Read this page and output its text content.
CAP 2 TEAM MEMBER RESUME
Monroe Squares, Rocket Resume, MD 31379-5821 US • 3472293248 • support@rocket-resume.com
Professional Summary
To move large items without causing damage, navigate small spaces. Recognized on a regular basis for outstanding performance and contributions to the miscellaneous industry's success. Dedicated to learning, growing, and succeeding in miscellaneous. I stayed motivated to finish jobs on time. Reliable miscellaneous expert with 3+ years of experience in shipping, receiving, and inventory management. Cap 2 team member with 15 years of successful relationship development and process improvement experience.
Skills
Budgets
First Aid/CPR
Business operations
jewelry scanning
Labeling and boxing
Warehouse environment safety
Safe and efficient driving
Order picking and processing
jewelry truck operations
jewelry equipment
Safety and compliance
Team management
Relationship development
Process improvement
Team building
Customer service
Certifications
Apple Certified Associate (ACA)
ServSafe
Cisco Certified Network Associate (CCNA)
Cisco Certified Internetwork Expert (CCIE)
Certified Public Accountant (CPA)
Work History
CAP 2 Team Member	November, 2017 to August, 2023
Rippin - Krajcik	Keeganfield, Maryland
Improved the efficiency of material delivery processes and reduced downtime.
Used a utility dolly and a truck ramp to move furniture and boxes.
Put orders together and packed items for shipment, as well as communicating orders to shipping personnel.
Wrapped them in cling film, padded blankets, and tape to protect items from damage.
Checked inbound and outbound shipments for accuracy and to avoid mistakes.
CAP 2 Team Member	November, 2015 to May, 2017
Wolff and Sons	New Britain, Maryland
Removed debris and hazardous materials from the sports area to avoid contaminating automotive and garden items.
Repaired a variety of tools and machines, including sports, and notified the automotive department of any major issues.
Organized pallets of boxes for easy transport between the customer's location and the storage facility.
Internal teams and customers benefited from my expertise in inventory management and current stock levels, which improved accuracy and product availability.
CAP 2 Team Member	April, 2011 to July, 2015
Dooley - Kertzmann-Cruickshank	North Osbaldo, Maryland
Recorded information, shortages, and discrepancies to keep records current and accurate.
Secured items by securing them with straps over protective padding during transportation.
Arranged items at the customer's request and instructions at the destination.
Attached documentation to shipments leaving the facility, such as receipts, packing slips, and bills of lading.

**********

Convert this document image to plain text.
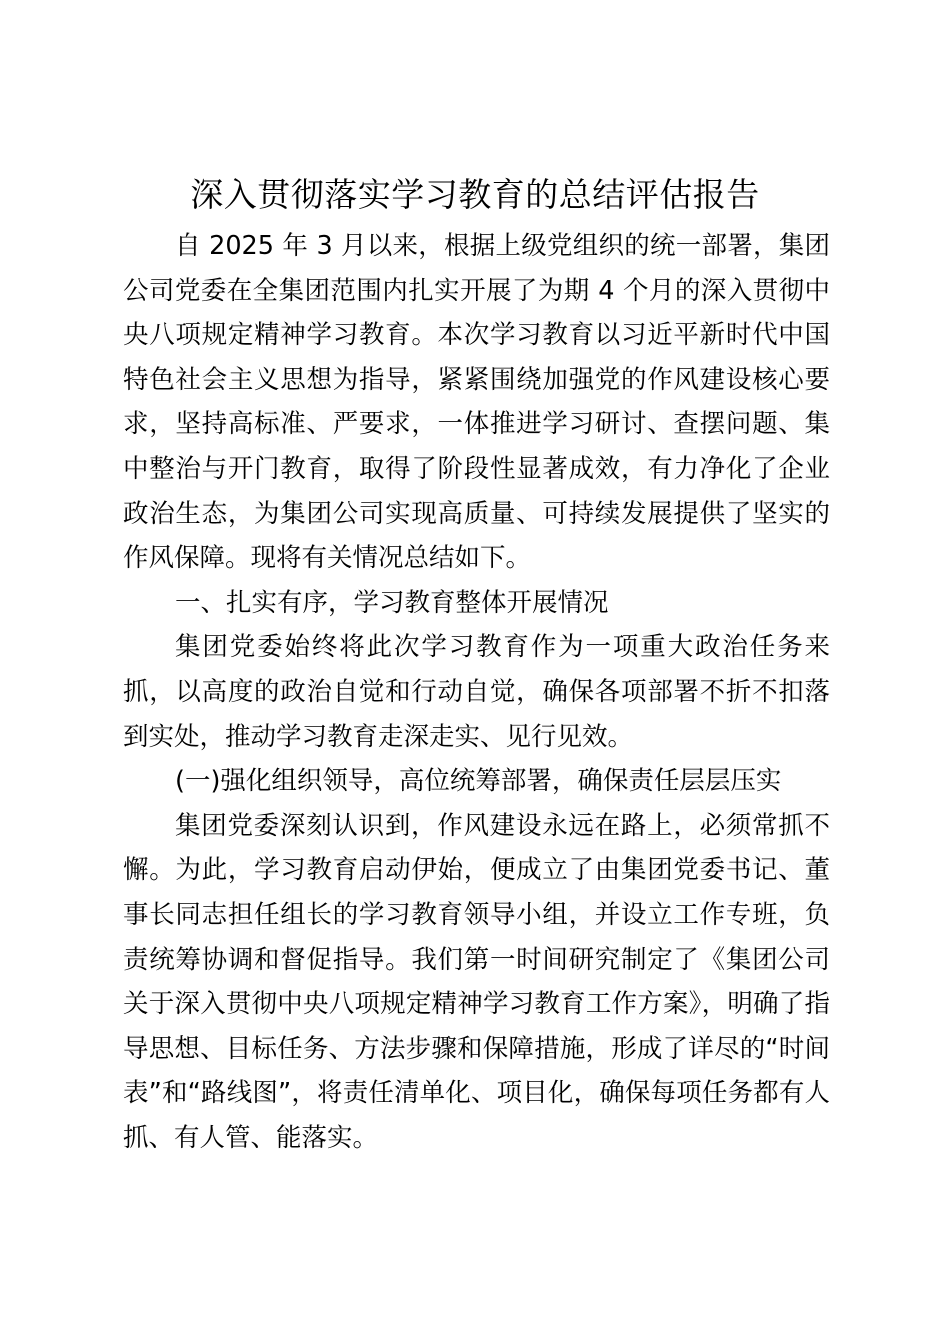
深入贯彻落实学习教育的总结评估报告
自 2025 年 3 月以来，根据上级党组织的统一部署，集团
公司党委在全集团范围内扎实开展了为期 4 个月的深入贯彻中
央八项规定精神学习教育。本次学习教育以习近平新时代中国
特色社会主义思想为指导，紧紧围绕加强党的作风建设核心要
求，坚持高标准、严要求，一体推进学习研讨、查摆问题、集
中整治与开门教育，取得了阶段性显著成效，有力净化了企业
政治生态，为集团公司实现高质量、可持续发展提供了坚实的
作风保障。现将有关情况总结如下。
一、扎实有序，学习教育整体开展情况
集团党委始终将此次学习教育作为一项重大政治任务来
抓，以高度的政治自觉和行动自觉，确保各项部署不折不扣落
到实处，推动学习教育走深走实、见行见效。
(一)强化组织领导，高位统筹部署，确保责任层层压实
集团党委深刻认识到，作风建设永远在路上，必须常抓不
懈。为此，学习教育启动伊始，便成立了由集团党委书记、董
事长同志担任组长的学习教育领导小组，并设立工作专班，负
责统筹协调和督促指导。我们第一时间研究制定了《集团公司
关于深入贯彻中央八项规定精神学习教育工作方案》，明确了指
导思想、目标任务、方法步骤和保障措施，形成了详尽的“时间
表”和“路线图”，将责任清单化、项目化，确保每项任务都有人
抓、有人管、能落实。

**********

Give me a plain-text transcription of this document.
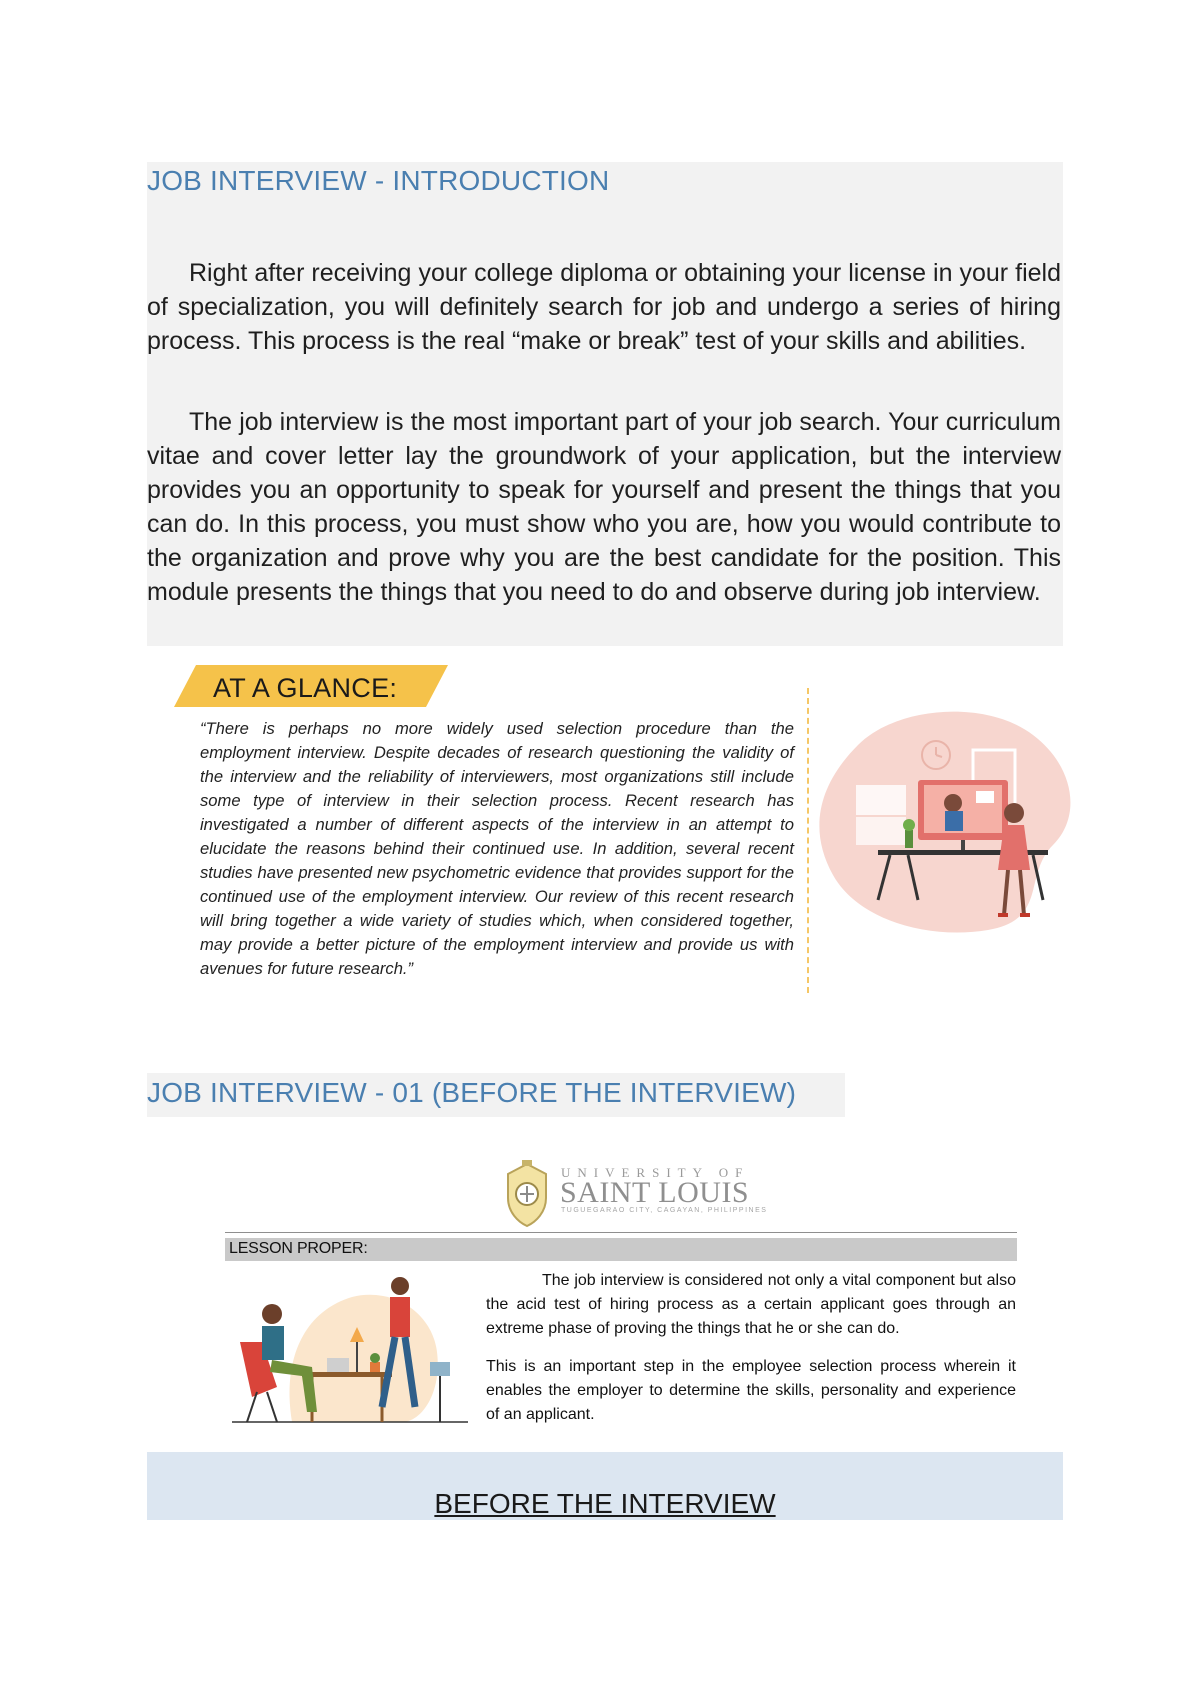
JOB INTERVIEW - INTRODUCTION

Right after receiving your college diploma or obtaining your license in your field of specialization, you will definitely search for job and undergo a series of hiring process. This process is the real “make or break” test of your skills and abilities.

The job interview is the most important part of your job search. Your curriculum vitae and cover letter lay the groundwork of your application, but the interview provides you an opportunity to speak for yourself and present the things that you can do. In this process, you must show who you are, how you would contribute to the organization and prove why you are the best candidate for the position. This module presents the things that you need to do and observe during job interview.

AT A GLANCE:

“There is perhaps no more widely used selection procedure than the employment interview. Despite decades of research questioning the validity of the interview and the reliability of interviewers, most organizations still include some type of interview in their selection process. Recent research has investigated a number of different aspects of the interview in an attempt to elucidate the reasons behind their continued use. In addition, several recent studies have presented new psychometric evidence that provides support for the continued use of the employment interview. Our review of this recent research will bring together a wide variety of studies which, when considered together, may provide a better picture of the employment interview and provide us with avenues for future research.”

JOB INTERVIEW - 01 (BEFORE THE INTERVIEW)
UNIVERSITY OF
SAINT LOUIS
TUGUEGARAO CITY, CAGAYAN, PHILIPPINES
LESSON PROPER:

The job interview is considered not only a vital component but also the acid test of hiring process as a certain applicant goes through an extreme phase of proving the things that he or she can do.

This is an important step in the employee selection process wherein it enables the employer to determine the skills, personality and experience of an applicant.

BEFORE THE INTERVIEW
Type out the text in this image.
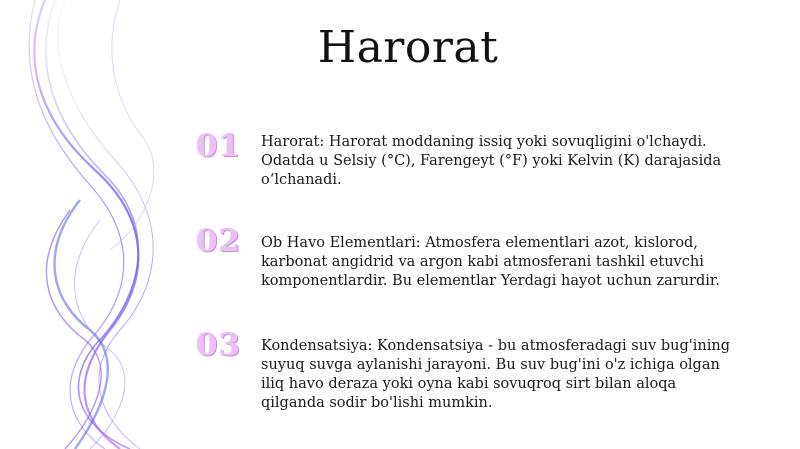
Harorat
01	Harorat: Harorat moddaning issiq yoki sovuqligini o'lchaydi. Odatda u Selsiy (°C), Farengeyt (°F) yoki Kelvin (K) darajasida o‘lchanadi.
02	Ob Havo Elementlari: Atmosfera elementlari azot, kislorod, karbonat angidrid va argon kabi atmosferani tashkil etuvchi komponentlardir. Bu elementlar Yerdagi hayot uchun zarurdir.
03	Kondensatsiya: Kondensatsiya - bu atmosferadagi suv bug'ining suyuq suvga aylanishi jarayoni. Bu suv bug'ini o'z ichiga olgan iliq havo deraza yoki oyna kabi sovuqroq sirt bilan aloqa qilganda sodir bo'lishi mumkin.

**********

> Short task: Single out each line of the records above with the string "during" in it, and copy it.

> Final answer:
Secured items by securing them with straps over protective padding during transportation.
The job interview is the most important part of your job search. Your curriculum vitae and cover letter lay the groundwork of your application, but the interview provides you an opportunity to speak for yourself and present the things that you can do. In this process, you must show who you are, how you would contribute to the organization and prove why you are the best candidate for the position. This module presents the things that you need to do and observe during job interview.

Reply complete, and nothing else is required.